Stored data entries:

··········

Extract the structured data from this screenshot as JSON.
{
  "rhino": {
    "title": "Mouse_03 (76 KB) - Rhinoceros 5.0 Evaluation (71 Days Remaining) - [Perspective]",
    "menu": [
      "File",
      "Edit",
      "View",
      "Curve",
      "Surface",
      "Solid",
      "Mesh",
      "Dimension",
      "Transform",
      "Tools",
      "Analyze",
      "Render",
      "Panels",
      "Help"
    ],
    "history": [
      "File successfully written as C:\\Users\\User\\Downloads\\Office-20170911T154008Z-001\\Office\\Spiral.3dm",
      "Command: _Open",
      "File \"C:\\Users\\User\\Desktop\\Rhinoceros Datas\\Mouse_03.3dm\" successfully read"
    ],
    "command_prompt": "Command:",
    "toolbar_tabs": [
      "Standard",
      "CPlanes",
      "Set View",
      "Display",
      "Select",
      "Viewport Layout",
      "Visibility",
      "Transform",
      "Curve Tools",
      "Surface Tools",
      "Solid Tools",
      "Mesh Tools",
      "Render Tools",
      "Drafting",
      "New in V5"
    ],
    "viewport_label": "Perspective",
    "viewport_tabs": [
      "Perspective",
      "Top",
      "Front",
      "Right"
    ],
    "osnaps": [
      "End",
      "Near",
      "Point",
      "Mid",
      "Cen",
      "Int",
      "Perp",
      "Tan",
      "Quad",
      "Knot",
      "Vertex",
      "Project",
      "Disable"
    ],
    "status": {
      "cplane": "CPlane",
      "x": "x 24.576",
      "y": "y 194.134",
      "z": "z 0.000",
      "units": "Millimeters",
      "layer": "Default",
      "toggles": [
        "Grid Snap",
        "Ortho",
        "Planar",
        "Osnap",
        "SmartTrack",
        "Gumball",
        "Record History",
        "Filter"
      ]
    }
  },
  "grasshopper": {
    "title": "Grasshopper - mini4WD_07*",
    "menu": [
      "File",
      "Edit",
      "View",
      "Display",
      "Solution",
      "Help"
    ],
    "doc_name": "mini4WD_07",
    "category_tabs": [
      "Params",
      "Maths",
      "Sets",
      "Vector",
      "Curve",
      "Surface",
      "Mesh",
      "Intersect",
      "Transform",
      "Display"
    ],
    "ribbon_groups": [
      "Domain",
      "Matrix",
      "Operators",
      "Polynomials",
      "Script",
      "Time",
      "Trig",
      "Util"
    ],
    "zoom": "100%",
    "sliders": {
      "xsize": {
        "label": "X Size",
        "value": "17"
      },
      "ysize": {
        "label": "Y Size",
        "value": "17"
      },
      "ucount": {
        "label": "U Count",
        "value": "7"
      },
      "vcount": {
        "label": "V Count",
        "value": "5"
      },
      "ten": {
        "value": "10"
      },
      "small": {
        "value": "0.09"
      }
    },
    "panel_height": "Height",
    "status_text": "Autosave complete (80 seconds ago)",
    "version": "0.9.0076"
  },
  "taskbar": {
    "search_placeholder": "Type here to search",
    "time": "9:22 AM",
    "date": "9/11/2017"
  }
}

··········

### What to do
Copy each line of the listing in which the word "Users" can be found.

### Exercise solution
      "File successfully written as C:\\Users\\User\\Downloads\\Office-20170911T154008Z-001\\Office\\Spiral.3dm",
      "File \"C:\\Users\\User\\Desktop\\Rhinoceros Datas\\Mouse_03.3dm\" successfully read"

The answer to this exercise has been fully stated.